> _Stated exercise_: Output the material word for word. Leave each picture out.
+--
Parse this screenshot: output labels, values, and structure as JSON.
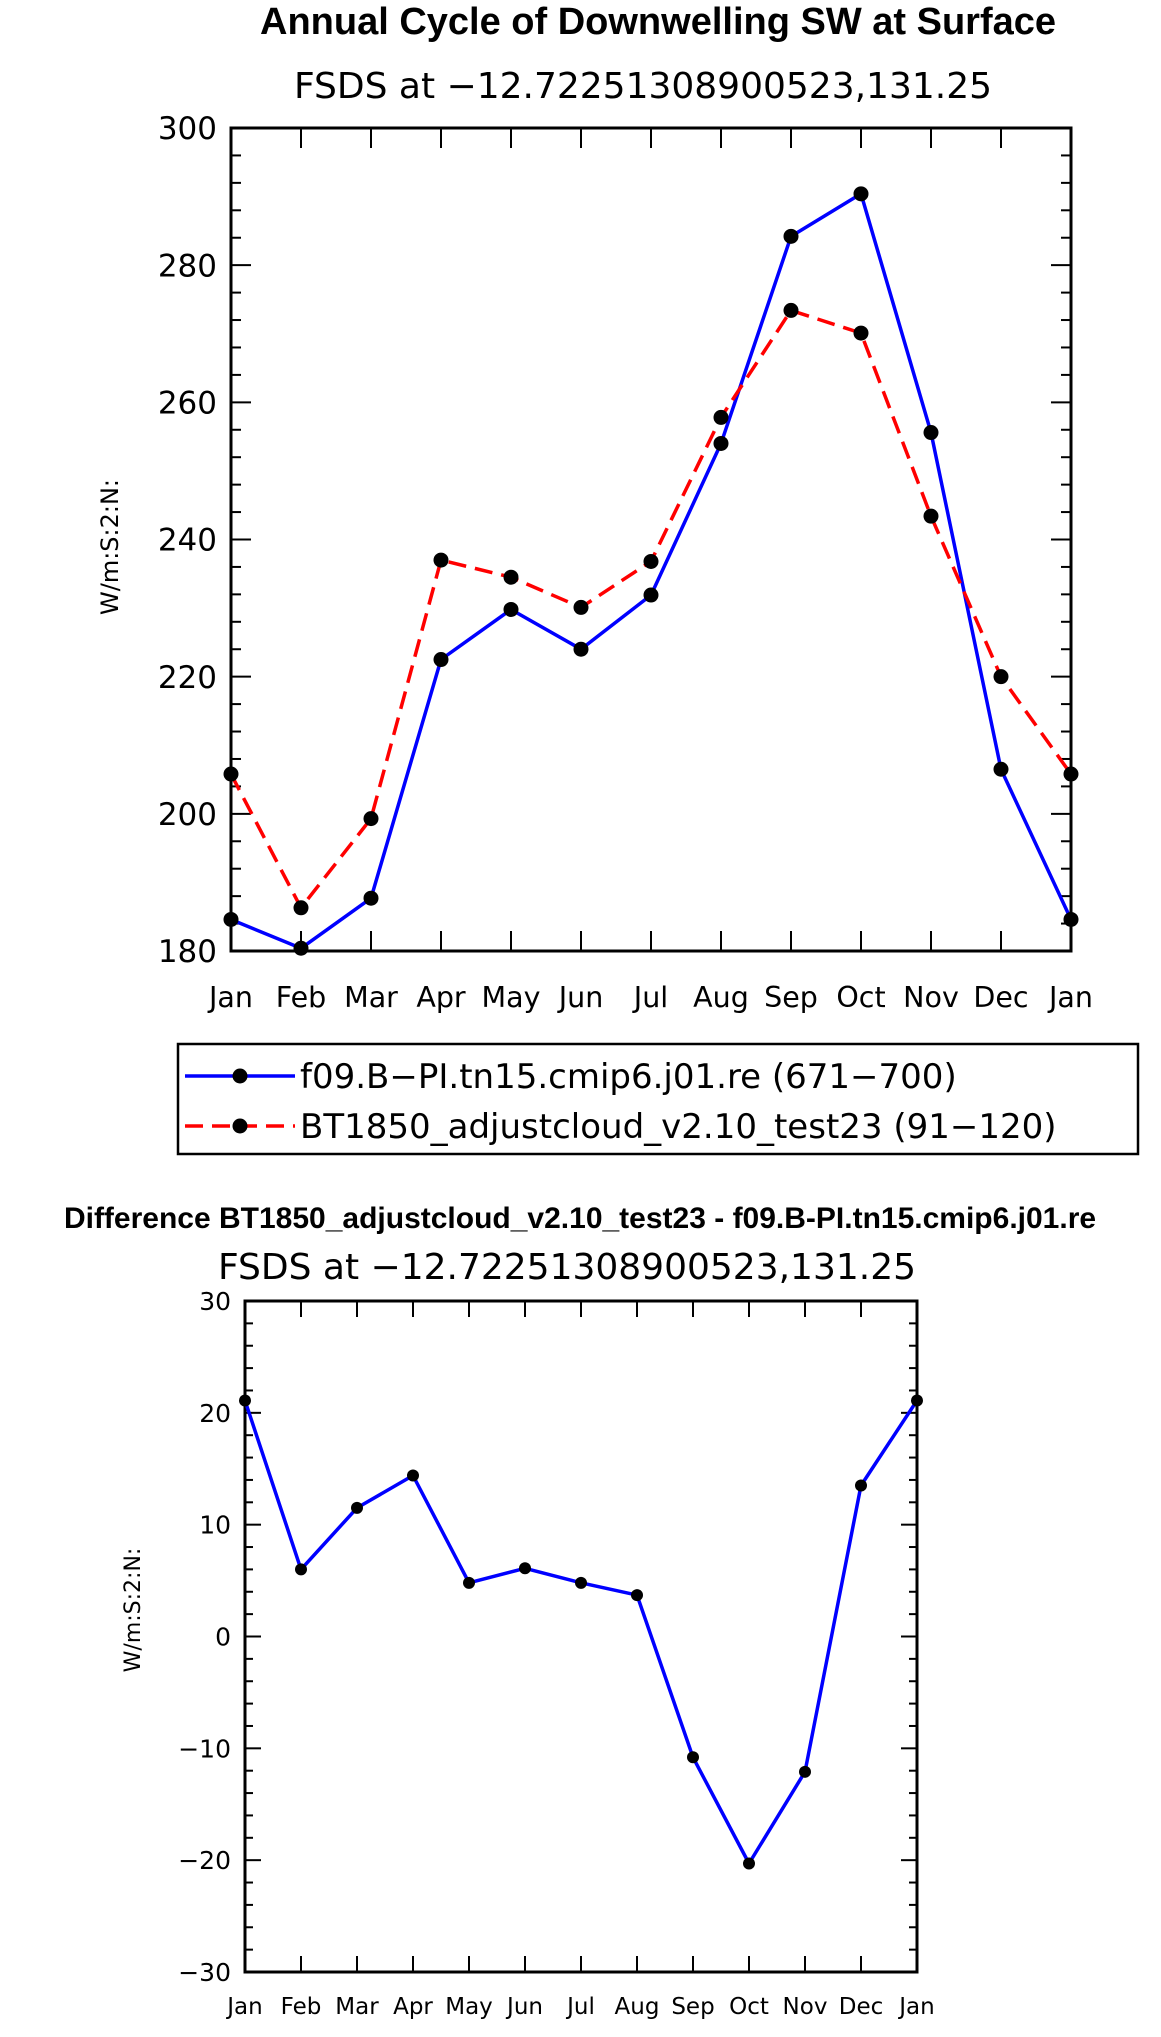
{
  "chart_data": [
    {
      "type": "line",
      "title": "Annual Cycle of Downwelling SW at Surface",
      "subtitle": "FSDS at −12.72251308900523,131.25",
      "ylabel": "W/m:S:2:N:",
      "ylim": [
        180,
        300
      ],
      "yticks": [
        180,
        200,
        220,
        240,
        260,
        280,
        300
      ],
      "yticklabels": [
        "180",
        "200",
        "220",
        "240",
        "260",
        "280",
        "300"
      ],
      "categories": [
        "Jan",
        "Feb",
        "Mar",
        "Apr",
        "May",
        "Jun",
        "Jul",
        "Aug",
        "Sep",
        "Oct",
        "Nov",
        "Dec",
        "Jan"
      ],
      "series": [
        {
          "name": "f09.B−PI.tn15.cmip6.j01.re (671−700)",
          "color": "#0000ff",
          "dash": "solid",
          "values": [
            184.6,
            180.4,
            187.7,
            222.5,
            229.8,
            224.0,
            231.9,
            254.0,
            284.2,
            290.4,
            255.6,
            206.5,
            184.6
          ]
        },
        {
          "name": "BT1850_adjustcloud_v2.10_test23 (91−120)",
          "color": "#ff0000",
          "dash": "dashed",
          "values": [
            205.8,
            186.3,
            199.3,
            237.0,
            234.5,
            230.1,
            236.8,
            257.8,
            273.4,
            270.1,
            243.4,
            220.0,
            205.8
          ]
        }
      ]
    },
    {
      "type": "line",
      "title": "Difference BT1850_adjustcloud_v2.10_test23 - f09.B-PI.tn15.cmip6.j01.re",
      "subtitle": "FSDS at −12.72251308900523,131.25",
      "ylabel": "W/m:S:2:N:",
      "ylim": [
        -30,
        30
      ],
      "yticks": [
        -30,
        -20,
        -10,
        0,
        10,
        20,
        30
      ],
      "yticklabels": [
        "−30",
        "−20",
        "−10",
        "0",
        "10",
        "20",
        "30"
      ],
      "categories": [
        "Jan",
        "Feb",
        "Mar",
        "Apr",
        "May",
        "Jun",
        "Jul",
        "Aug",
        "Sep",
        "Oct",
        "Nov",
        "Dec",
        "Jan"
      ],
      "series": [
        {
          "name": "Difference",
          "color": "#0000ff",
          "dash": "solid",
          "values": [
            21.1,
            6.0,
            11.5,
            14.4,
            4.8,
            6.1,
            4.8,
            3.7,
            -10.8,
            -20.3,
            -12.1,
            13.5,
            21.1
          ]
        }
      ]
    }
  ]
}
+--
> _Task solution_:
Parse this screenshot: output labels, values, and structure as JSON.
{
  "chart_data": [
    {
      "type": "line",
      "title": "Annual Cycle of Downwelling SW at Surface",
      "subtitle": "FSDS at −12.72251308900523,131.25",
      "ylabel": "W/m:S:2:N:",
      "ylim": [
        180,
        300
      ],
      "yticks": [
        180,
        200,
        220,
        240,
        260,
        280,
        300
      ],
      "yticklabels": [
        "180",
        "200",
        "220",
        "240",
        "260",
        "280",
        "300"
      ],
      "categories": [
        "Jan",
        "Feb",
        "Mar",
        "Apr",
        "May",
        "Jun",
        "Jul",
        "Aug",
        "Sep",
        "Oct",
        "Nov",
        "Dec",
        "Jan"
      ],
      "series": [
        {
          "name": "f09.B−PI.tn15.cmip6.j01.re (671−700)",
          "color": "#0000ff",
          "dash": "solid",
          "values": [
            184.6,
            180.4,
            187.7,
            222.5,
            229.8,
            224.0,
            231.9,
            254.0,
            284.2,
            290.4,
            255.6,
            206.5,
            184.6
          ]
        },
        {
          "name": "BT1850_adjustcloud_v2.10_test23 (91−120)",
          "color": "#ff0000",
          "dash": "dashed",
          "values": [
            205.8,
            186.3,
            199.3,
            237.0,
            234.5,
            230.1,
            236.8,
            257.8,
            273.4,
            270.1,
            243.4,
            220.0,
            205.8
          ]
        }
      ]
    },
    {
      "type": "line",
      "title": "Difference BT1850_adjustcloud_v2.10_test23 - f09.B-PI.tn15.cmip6.j01.re",
      "subtitle": "FSDS at −12.72251308900523,131.25",
      "ylabel": "W/m:S:2:N:",
      "ylim": [
        -30,
        30
      ],
      "yticks": [
        -30,
        -20,
        -10,
        0,
        10,
        20,
        30
      ],
      "yticklabels": [
        "−30",
        "−20",
        "−10",
        "0",
        "10",
        "20",
        "30"
      ],
      "categories": [
        "Jan",
        "Feb",
        "Mar",
        "Apr",
        "May",
        "Jun",
        "Jul",
        "Aug",
        "Sep",
        "Oct",
        "Nov",
        "Dec",
        "Jan"
      ],
      "series": [
        {
          "name": "Difference",
          "color": "#0000ff",
          "dash": "solid",
          "values": [
            21.1,
            6.0,
            11.5,
            14.4,
            4.8,
            6.1,
            4.8,
            3.7,
            -10.8,
            -20.3,
            -12.1,
            13.5,
            21.1
          ]
        }
      ]
    }
  ]
}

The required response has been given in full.